◆ GOAL OF THE EXERCISE ◆
Below are some records. Say how many of their lines include the string "PFCs", giving only the number.

** Start INPUT DATA **

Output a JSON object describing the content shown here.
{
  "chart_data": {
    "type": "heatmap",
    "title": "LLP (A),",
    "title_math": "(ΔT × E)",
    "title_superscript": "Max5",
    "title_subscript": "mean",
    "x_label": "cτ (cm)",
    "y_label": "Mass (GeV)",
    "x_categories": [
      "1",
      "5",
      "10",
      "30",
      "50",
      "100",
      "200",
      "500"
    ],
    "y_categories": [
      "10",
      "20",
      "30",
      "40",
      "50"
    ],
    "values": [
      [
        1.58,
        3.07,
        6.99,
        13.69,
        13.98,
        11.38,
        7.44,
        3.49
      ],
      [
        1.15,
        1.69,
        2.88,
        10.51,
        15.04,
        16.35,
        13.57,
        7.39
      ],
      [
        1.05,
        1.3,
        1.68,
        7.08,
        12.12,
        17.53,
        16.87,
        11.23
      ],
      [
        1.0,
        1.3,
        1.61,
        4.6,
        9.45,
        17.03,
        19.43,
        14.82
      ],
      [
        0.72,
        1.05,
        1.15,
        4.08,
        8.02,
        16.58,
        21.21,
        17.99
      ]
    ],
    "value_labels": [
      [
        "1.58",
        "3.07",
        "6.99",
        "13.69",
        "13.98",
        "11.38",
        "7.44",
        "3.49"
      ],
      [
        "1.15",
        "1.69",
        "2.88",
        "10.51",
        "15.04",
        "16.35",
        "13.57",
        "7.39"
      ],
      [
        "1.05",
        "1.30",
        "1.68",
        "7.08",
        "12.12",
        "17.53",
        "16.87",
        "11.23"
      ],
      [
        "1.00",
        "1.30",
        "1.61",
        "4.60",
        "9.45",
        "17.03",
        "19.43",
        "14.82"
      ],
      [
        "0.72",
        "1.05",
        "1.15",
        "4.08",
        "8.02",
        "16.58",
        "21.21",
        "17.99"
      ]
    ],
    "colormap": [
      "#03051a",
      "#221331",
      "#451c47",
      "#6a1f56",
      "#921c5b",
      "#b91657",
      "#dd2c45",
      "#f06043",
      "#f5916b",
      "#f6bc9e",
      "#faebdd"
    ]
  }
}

** End INPUT DATA **
** Start INPUT DATA **

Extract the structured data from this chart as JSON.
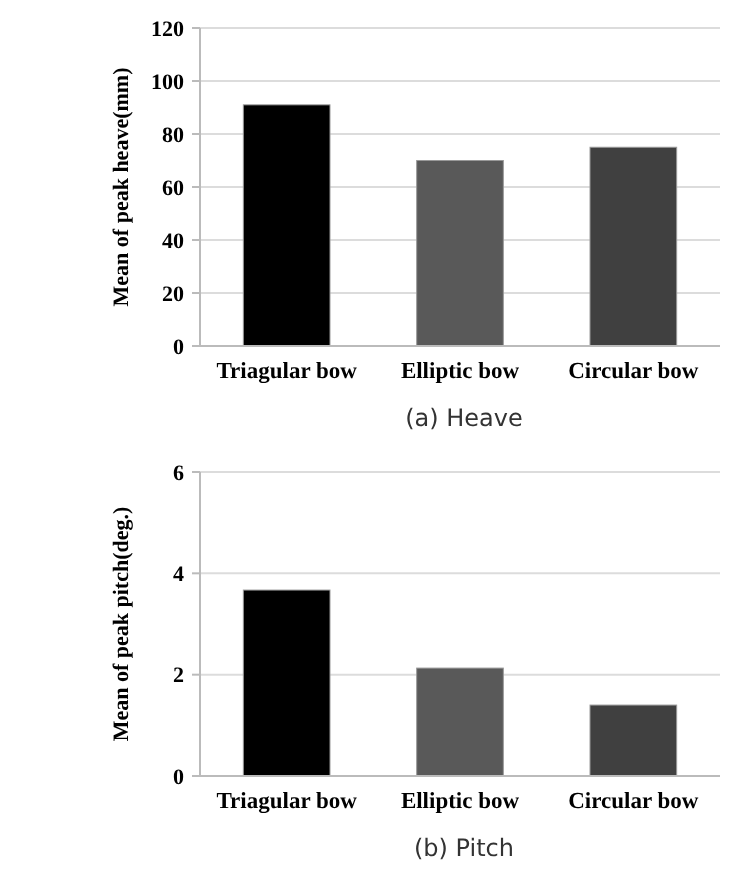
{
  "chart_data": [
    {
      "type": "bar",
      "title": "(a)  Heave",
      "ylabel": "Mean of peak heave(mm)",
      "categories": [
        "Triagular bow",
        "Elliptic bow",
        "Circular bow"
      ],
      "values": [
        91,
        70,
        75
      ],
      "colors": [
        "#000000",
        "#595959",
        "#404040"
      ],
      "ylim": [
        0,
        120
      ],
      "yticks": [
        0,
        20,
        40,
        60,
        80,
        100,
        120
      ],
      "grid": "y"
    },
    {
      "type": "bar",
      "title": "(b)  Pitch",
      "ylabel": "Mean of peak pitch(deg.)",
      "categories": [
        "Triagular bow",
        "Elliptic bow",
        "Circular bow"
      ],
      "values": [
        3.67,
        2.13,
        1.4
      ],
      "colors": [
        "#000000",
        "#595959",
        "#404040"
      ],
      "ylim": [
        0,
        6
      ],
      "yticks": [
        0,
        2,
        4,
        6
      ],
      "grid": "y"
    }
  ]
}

** End INPUT DATA **
** Start INPUT DATA **

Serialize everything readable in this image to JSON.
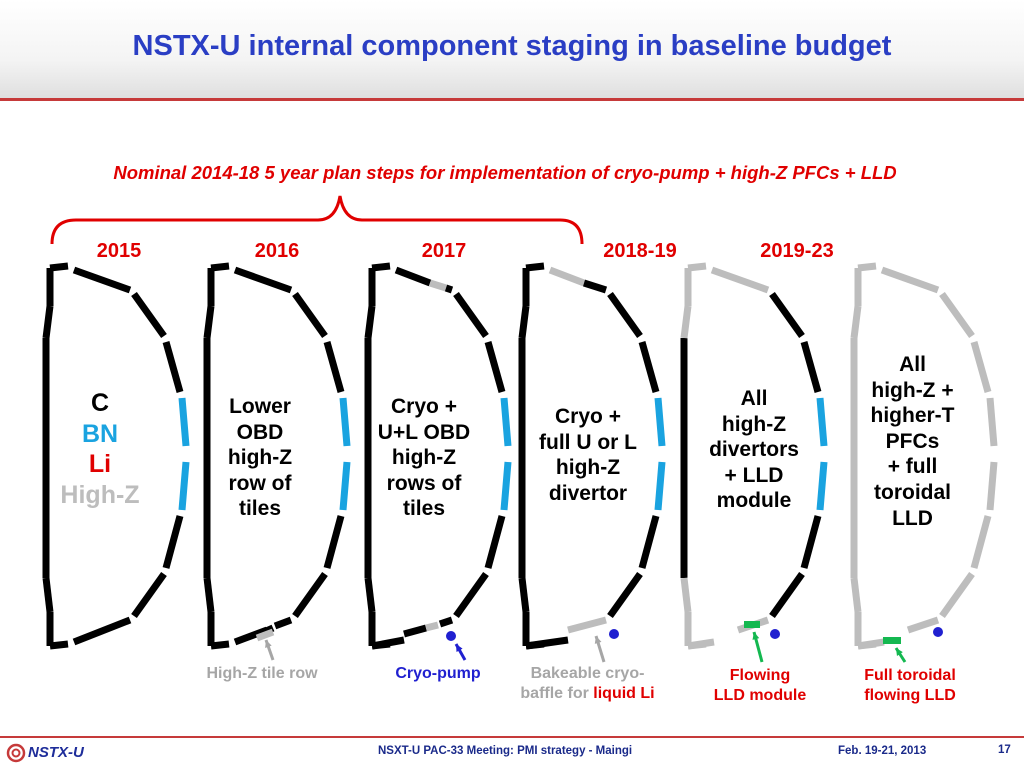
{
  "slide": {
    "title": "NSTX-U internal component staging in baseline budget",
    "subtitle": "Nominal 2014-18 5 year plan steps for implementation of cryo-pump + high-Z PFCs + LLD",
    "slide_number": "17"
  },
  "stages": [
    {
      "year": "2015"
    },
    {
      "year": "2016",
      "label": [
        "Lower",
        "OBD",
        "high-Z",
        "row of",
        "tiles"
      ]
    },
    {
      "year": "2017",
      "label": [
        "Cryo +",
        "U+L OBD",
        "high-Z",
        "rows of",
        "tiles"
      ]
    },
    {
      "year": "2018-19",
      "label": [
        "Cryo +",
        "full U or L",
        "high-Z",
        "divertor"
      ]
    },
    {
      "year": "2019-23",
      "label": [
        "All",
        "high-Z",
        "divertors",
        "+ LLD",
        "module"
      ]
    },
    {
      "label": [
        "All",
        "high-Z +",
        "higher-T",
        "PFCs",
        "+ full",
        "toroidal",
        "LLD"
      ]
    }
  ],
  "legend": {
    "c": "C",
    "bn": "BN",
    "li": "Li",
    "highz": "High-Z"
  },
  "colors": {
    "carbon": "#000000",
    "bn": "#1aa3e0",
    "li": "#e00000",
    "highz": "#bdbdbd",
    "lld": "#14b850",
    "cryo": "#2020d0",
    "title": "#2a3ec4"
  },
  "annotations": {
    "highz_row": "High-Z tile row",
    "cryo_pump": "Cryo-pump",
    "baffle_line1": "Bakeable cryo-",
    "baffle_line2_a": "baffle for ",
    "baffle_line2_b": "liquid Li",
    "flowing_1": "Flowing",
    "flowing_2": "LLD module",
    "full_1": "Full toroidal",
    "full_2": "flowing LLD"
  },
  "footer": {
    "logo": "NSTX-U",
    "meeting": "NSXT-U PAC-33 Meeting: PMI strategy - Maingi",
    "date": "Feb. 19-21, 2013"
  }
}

** End INPUT DATA **

◆ RESPONSE ◆
2